[WHAT THIS TASK INVOLVES]
Repeat the records below exactly, leaving out any pictures.

-=-=-=-=-

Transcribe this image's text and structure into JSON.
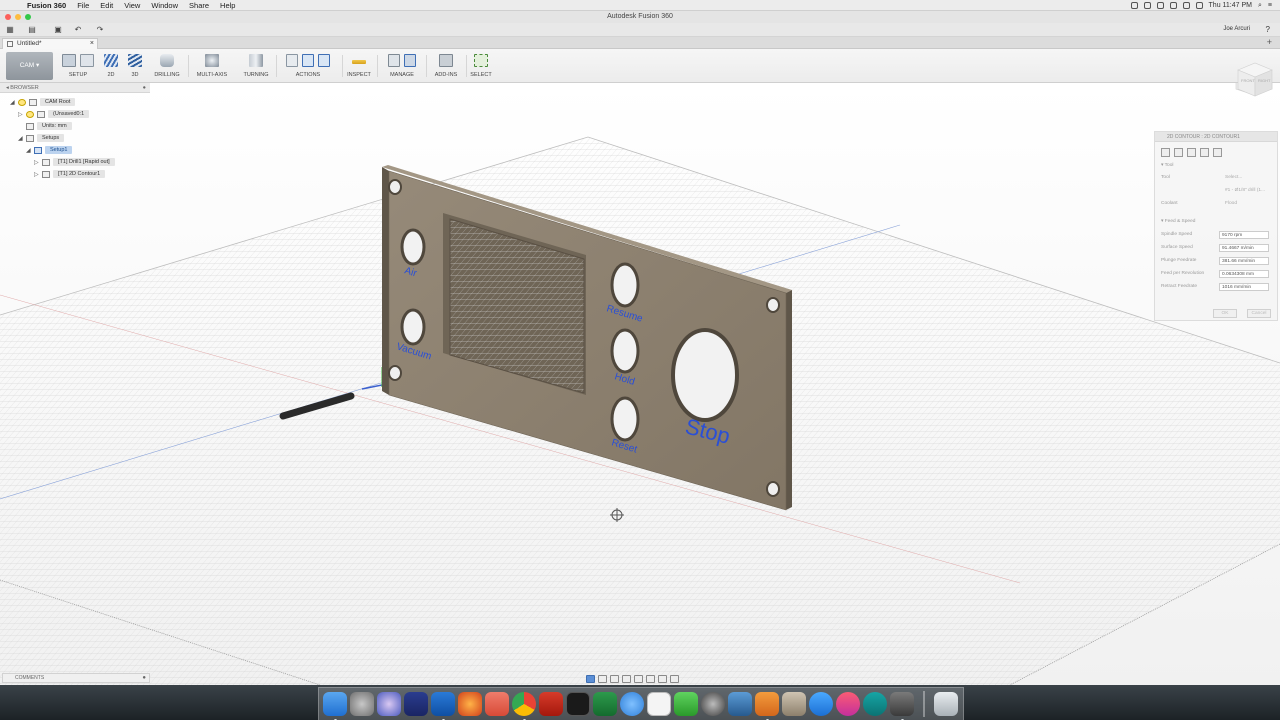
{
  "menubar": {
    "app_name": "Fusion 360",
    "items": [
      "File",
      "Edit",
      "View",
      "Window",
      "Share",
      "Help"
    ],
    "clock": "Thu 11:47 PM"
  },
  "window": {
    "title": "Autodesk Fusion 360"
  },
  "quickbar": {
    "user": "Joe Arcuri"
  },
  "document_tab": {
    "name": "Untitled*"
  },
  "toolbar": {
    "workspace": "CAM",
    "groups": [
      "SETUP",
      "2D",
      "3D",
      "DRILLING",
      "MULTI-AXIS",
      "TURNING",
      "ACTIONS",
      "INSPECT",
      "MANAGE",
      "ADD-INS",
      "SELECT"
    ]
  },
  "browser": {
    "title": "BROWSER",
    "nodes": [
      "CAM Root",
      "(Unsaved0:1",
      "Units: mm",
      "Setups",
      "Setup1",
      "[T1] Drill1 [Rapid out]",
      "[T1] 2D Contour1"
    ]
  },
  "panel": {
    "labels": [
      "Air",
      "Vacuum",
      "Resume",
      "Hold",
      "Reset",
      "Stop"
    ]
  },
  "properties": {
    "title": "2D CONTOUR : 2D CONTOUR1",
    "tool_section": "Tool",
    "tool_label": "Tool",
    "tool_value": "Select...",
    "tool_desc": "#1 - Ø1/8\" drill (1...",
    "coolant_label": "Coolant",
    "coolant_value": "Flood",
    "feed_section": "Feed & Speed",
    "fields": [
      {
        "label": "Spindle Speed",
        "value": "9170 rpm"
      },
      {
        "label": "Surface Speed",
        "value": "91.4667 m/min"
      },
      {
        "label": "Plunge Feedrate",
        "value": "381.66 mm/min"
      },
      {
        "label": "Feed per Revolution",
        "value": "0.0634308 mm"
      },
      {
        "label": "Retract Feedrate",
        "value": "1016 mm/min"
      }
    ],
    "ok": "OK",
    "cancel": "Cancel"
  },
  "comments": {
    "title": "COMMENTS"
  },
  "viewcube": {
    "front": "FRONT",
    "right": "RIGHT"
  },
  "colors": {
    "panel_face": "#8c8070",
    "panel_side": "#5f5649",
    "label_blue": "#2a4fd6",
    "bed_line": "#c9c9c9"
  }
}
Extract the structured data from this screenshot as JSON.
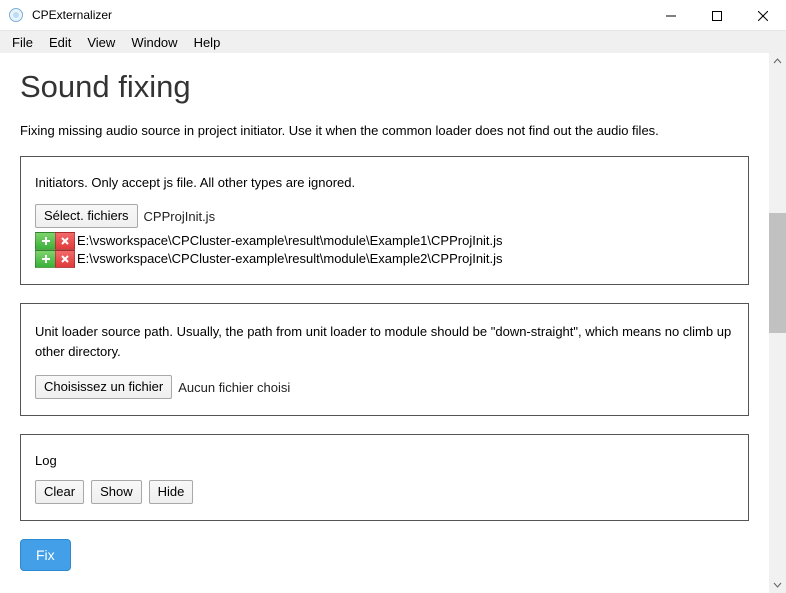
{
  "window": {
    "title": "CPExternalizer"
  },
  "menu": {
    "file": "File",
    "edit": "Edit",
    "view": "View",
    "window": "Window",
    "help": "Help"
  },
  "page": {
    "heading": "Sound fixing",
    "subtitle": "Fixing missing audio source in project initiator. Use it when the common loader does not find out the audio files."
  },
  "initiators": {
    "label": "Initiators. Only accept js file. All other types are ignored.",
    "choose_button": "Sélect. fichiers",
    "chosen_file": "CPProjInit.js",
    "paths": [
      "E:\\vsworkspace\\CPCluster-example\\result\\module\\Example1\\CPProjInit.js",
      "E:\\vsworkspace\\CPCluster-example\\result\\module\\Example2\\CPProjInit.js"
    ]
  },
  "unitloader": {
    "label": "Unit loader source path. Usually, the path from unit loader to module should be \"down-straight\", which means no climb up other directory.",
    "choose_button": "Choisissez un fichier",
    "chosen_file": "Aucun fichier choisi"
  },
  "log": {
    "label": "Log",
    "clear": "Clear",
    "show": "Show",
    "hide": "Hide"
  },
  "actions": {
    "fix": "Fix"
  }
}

-=-=-=-=-

[ANSWER FOR THIS EXERCISE]
Transcribe this image's text and structure into JSON.
{
  "menubar": {
    "app_name": "Fusion 360",
    "items": [
      "File",
      "Edit",
      "View",
      "Window",
      "Share",
      "Help"
    ],
    "clock": "Thu 11:47 PM"
  },
  "window": {
    "title": "Autodesk Fusion 360"
  },
  "quickbar": {
    "user": "Joe Arcuri"
  },
  "document_tab": {
    "name": "Untitled*"
  },
  "toolbar": {
    "workspace": "CAM",
    "groups": [
      "SETUP",
      "2D",
      "3D",
      "DRILLING",
      "MULTI-AXIS",
      "TURNING",
      "ACTIONS",
      "INSPECT",
      "MANAGE",
      "ADD-INS",
      "SELECT"
    ]
  },
  "browser": {
    "title": "BROWSER",
    "nodes": [
      "CAM Root",
      "(Unsaved0:1",
      "Units: mm",
      "Setups",
      "Setup1",
      "[T1] Drill1 [Rapid out]",
      "[T1] 2D Contour1"
    ]
  },
  "panel": {
    "labels": [
      "Air",
      "Vacuum",
      "Resume",
      "Hold",
      "Reset",
      "Stop"
    ]
  },
  "properties": {
    "title": "2D CONTOUR : 2D CONTOUR1",
    "tool_section": "Tool",
    "tool_label": "Tool",
    "tool_value": "Select...",
    "tool_desc": "#1 - Ø1/8\" drill (1...",
    "coolant_label": "Coolant",
    "coolant_value": "Flood",
    "feed_section": "Feed & Speed",
    "fields": [
      {
        "label": "Spindle Speed",
        "value": "9170 rpm"
      },
      {
        "label": "Surface Speed",
        "value": "91.4667 m/min"
      },
      {
        "label": "Plunge Feedrate",
        "value": "381.66 mm/min"
      },
      {
        "label": "Feed per Revolution",
        "value": "0.0634308 mm"
      },
      {
        "label": "Retract Feedrate",
        "value": "1016 mm/min"
      }
    ],
    "ok": "OK",
    "cancel": "Cancel"
  },
  "comments": {
    "title": "COMMENTS"
  },
  "viewcube": {
    "front": "FRONT",
    "right": "RIGHT"
  },
  "colors": {
    "panel_face": "#8c8070",
    "panel_side": "#5f5649",
    "label_blue": "#2a4fd6",
    "bed_line": "#c9c9c9"
  }
}
Extract the structured data from this screenshot as JSON.
{
  "window": {
    "title": "CPExternalizer"
  },
  "menu": {
    "file": "File",
    "edit": "Edit",
    "view": "View",
    "window": "Window",
    "help": "Help"
  },
  "page": {
    "heading": "Sound fixing",
    "subtitle": "Fixing missing audio source in project initiator. Use it when the common loader does not find out the audio files."
  },
  "initiators": {
    "label": "Initiators. Only accept js file. All other types are ignored.",
    "choose_button": "Sélect. fichiers",
    "chosen_file": "CPProjInit.js",
    "paths": [
      "E:\\vsworkspace\\CPCluster-example\\result\\module\\Example1\\CPProjInit.js",
      "E:\\vsworkspace\\CPCluster-example\\result\\module\\Example2\\CPProjInit.js"
    ]
  },
  "unitloader": {
    "label": "Unit loader source path. Usually, the path from unit loader to module should be \"down-straight\", which means no climb up other directory.",
    "choose_button": "Choisissez un fichier",
    "chosen_file": "Aucun fichier choisi"
  },
  "log": {
    "label": "Log",
    "clear": "Clear",
    "show": "Show",
    "hide": "Hide"
  },
  "actions": {
    "fix": "Fix"
  }
}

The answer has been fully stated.